• Directions for this task: Provide an exact reproduction of every entry.

• Given records:
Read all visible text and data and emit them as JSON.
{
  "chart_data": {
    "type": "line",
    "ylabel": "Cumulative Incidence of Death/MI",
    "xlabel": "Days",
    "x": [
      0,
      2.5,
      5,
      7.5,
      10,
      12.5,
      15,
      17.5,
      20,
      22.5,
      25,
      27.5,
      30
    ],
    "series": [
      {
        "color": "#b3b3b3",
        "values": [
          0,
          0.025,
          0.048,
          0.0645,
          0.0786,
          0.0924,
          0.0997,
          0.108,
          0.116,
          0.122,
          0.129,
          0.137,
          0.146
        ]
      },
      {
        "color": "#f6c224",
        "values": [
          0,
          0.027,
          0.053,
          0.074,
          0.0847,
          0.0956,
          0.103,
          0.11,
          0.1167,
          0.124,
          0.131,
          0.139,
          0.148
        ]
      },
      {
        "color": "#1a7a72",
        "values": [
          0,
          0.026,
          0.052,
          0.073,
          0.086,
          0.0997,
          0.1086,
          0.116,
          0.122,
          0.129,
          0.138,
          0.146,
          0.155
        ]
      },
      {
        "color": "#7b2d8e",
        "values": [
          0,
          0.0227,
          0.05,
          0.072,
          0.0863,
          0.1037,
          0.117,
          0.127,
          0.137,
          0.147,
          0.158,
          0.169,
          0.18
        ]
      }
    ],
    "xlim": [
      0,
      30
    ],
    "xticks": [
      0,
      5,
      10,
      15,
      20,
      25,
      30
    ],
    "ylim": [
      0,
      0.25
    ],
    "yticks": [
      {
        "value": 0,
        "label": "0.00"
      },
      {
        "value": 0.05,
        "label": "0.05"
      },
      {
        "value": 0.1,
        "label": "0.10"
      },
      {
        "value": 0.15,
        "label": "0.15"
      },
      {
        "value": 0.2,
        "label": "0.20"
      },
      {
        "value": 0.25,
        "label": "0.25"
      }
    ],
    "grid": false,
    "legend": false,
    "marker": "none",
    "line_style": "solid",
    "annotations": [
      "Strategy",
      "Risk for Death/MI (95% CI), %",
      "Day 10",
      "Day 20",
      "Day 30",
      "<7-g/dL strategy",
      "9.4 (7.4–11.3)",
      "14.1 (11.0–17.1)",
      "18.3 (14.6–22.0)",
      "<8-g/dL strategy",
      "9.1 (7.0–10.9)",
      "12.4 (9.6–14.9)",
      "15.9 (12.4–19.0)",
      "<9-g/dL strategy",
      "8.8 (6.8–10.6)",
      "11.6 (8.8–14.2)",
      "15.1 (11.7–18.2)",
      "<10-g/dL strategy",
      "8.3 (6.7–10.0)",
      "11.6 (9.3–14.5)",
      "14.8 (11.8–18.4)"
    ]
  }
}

• Correct answer:
Read all visible text and data and emit them as JSON.
{
  "chart_data": {
    "type": "line",
    "ylabel": "Cumulative Incidence of Death/MI",
    "xlabel": "Days",
    "x": [
      0,
      2.5,
      5,
      7.5,
      10,
      12.5,
      15,
      17.5,
      20,
      22.5,
      25,
      27.5,
      30
    ],
    "series": [
      {
        "color": "#b3b3b3",
        "values": [
          0,
          0.025,
          0.048,
          0.0645,
          0.0786,
          0.0924,
          0.0997,
          0.108,
          0.116,
          0.122,
          0.129,
          0.137,
          0.146
        ]
      },
      {
        "color": "#f6c224",
        "values": [
          0,
          0.027,
          0.053,
          0.074,
          0.0847,
          0.0956,
          0.103,
          0.11,
          0.1167,
          0.124,
          0.131,
          0.139,
          0.148
        ]
      },
      {
        "color": "#1a7a72",
        "values": [
          0,
          0.026,
          0.052,
          0.073,
          0.086,
          0.0997,
          0.1086,
          0.116,
          0.122,
          0.129,
          0.138,
          0.146,
          0.155
        ]
      },
      {
        "color": "#7b2d8e",
        "values": [
          0,
          0.0227,
          0.05,
          0.072,
          0.0863,
          0.1037,
          0.117,
          0.127,
          0.137,
          0.147,
          0.158,
          0.169,
          0.18
        ]
      }
    ],
    "xlim": [
      0,
      30
    ],
    "xticks": [
      0,
      5,
      10,
      15,
      20,
      25,
      30
    ],
    "ylim": [
      0,
      0.25
    ],
    "yticks": [
      {
        "value": 0,
        "label": "0.00"
      },
      {
        "value": 0.05,
        "label": "0.05"
      },
      {
        "value": 0.1,
        "label": "0.10"
      },
      {
        "value": 0.15,
        "label": "0.15"
      },
      {
        "value": 0.2,
        "label": "0.20"
      },
      {
        "value": 0.25,
        "label": "0.25"
      }
    ],
    "grid": false,
    "legend": false,
    "marker": "none",
    "line_style": "solid",
    "annotations": [
      "Strategy",
      "Risk for Death/MI (95% CI), %",
      "Day 10",
      "Day 20",
      "Day 30",
      "<7-g/dL strategy",
      "9.4 (7.4–11.3)",
      "14.1 (11.0–17.1)",
      "18.3 (14.6–22.0)",
      "<8-g/dL strategy",
      "9.1 (7.0–10.9)",
      "12.4 (9.6–14.9)",
      "15.9 (12.4–19.0)",
      "<9-g/dL strategy",
      "8.8 (6.8–10.6)",
      "11.6 (8.8–14.2)",
      "15.1 (11.7–18.2)",
      "<10-g/dL strategy",
      "8.3 (6.7–10.0)",
      "11.6 (9.3–14.5)",
      "14.8 (11.8–18.4)"
    ]
  }
}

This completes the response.